** Start of Materials provided **

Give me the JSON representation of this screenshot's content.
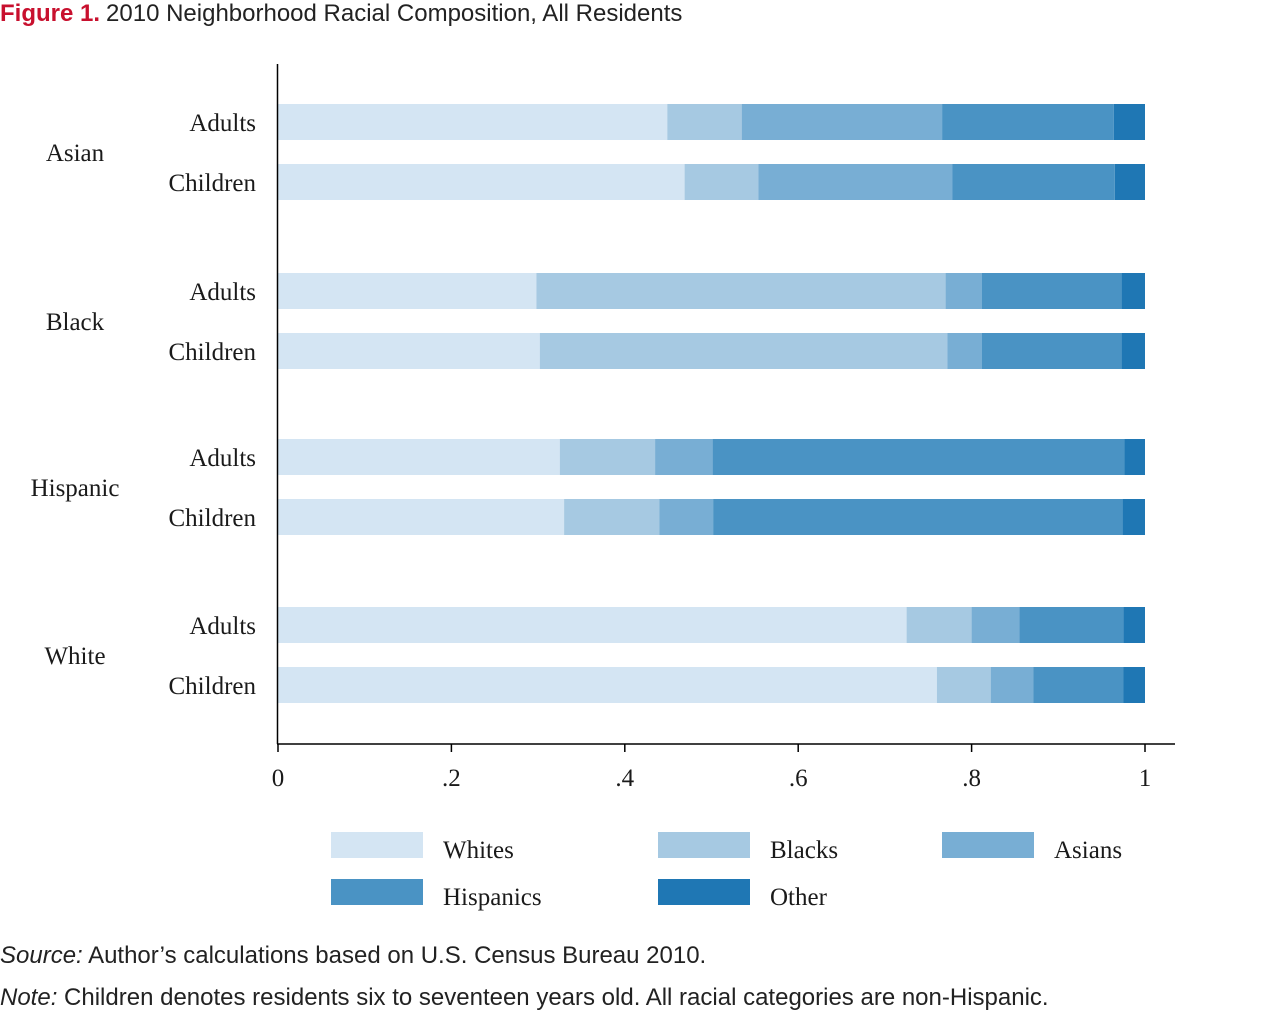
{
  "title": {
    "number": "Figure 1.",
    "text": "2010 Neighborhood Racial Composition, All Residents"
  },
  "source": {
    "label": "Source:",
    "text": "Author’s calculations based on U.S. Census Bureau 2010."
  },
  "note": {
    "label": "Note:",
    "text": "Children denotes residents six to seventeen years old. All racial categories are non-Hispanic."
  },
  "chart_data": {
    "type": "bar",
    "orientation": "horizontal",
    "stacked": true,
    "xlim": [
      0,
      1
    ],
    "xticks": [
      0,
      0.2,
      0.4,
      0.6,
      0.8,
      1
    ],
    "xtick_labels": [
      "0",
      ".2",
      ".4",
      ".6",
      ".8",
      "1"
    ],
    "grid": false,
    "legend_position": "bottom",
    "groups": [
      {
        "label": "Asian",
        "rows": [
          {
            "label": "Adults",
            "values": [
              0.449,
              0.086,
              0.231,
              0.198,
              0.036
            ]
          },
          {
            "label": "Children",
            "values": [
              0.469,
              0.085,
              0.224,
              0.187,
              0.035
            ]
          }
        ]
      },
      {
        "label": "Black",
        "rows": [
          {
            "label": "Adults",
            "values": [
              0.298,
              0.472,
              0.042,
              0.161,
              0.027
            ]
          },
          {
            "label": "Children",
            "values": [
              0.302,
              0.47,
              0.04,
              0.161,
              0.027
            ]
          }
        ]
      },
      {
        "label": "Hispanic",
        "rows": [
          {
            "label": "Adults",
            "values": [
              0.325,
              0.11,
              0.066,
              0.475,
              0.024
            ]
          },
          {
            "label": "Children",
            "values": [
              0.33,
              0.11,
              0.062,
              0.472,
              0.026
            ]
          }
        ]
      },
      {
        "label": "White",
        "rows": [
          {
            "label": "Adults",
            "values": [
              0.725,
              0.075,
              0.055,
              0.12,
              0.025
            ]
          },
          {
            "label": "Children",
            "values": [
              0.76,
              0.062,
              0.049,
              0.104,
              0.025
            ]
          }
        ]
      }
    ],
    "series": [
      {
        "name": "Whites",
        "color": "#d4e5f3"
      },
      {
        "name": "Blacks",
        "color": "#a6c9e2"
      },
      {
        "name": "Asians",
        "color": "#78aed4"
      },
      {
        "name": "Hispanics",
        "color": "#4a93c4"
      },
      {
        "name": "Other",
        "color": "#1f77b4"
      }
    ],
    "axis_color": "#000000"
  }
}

** End of Materials provided **

Leave out the pictures and copy the rest of the material above exactly.

Give me the JSON representation of this screenshot's content.
{
  "title": {
    "number": "Figure 1.",
    "text": "2010 Neighborhood Racial Composition, All Residents"
  },
  "source": {
    "label": "Source:",
    "text": "Author’s calculations based on U.S. Census Bureau 2010."
  },
  "note": {
    "label": "Note:",
    "text": "Children denotes residents six to seventeen years old. All racial categories are non-Hispanic."
  },
  "chart_data": {
    "type": "bar",
    "orientation": "horizontal",
    "stacked": true,
    "xlim": [
      0,
      1
    ],
    "xticks": [
      0,
      0.2,
      0.4,
      0.6,
      0.8,
      1
    ],
    "xtick_labels": [
      "0",
      ".2",
      ".4",
      ".6",
      ".8",
      "1"
    ],
    "grid": false,
    "legend_position": "bottom",
    "groups": [
      {
        "label": "Asian",
        "rows": [
          {
            "label": "Adults",
            "values": [
              0.449,
              0.086,
              0.231,
              0.198,
              0.036
            ]
          },
          {
            "label": "Children",
            "values": [
              0.469,
              0.085,
              0.224,
              0.187,
              0.035
            ]
          }
        ]
      },
      {
        "label": "Black",
        "rows": [
          {
            "label": "Adults",
            "values": [
              0.298,
              0.472,
              0.042,
              0.161,
              0.027
            ]
          },
          {
            "label": "Children",
            "values": [
              0.302,
              0.47,
              0.04,
              0.161,
              0.027
            ]
          }
        ]
      },
      {
        "label": "Hispanic",
        "rows": [
          {
            "label": "Adults",
            "values": [
              0.325,
              0.11,
              0.066,
              0.475,
              0.024
            ]
          },
          {
            "label": "Children",
            "values": [
              0.33,
              0.11,
              0.062,
              0.472,
              0.026
            ]
          }
        ]
      },
      {
        "label": "White",
        "rows": [
          {
            "label": "Adults",
            "values": [
              0.725,
              0.075,
              0.055,
              0.12,
              0.025
            ]
          },
          {
            "label": "Children",
            "values": [
              0.76,
              0.062,
              0.049,
              0.104,
              0.025
            ]
          }
        ]
      }
    ],
    "series": [
      {
        "name": "Whites",
        "color": "#d4e5f3"
      },
      {
        "name": "Blacks",
        "color": "#a6c9e2"
      },
      {
        "name": "Asians",
        "color": "#78aed4"
      },
      {
        "name": "Hispanics",
        "color": "#4a93c4"
      },
      {
        "name": "Other",
        "color": "#1f77b4"
      }
    ],
    "axis_color": "#000000"
  }
}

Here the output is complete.